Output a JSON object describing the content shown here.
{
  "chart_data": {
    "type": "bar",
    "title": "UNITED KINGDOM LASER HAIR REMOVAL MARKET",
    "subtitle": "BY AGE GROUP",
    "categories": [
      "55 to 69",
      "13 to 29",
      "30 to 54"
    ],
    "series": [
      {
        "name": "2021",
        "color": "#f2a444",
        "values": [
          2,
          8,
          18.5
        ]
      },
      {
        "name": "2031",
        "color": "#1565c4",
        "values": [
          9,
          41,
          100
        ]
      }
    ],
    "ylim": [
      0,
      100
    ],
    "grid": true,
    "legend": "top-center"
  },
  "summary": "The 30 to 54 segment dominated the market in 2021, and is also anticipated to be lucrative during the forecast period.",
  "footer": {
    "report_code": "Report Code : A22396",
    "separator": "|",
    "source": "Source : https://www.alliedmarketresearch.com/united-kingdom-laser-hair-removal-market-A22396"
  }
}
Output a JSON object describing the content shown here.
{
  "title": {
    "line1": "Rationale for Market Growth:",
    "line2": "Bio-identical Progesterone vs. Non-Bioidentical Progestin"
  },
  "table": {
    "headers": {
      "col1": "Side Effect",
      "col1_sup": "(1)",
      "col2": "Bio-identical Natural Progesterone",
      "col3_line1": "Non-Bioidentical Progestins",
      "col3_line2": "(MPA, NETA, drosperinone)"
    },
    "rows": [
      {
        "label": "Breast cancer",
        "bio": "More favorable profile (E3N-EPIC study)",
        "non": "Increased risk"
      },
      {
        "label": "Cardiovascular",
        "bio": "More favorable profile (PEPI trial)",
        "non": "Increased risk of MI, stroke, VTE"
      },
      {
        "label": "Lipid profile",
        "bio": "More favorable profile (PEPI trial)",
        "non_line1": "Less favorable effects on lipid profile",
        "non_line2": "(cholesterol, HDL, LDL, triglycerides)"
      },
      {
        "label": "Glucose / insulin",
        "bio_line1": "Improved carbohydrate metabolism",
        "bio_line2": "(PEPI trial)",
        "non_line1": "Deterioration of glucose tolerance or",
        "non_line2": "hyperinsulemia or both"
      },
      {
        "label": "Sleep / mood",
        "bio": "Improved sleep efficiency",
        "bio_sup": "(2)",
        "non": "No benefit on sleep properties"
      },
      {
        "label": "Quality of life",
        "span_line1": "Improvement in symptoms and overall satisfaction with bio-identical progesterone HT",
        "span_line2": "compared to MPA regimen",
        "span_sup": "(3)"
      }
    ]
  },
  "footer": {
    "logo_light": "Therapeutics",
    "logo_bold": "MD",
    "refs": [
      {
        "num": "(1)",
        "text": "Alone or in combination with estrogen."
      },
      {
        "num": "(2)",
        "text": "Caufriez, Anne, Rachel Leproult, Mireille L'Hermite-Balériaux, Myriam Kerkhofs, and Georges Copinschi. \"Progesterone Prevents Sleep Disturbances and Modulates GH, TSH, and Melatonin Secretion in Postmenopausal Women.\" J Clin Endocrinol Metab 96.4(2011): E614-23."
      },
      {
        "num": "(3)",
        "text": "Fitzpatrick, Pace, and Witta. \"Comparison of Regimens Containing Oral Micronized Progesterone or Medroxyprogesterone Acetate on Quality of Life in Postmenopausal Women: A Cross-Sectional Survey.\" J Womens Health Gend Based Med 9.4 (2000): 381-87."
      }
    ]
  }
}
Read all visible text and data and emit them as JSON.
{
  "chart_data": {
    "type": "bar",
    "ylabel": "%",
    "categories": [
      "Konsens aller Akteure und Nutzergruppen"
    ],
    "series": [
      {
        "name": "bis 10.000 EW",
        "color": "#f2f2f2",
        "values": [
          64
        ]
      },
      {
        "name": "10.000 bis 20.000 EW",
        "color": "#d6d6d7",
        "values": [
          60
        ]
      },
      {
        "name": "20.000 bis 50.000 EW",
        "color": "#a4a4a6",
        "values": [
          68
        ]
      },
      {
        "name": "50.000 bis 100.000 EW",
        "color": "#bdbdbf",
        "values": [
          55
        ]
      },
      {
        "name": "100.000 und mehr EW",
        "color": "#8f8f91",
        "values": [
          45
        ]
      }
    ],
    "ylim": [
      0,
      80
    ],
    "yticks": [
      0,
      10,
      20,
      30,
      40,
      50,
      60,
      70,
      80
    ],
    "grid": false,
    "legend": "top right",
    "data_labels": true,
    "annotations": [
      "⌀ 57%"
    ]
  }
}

TASK DIRECTIONS – Provide only the number of lines in the records containing the string "with".

EXERCISE SOLUTION – 2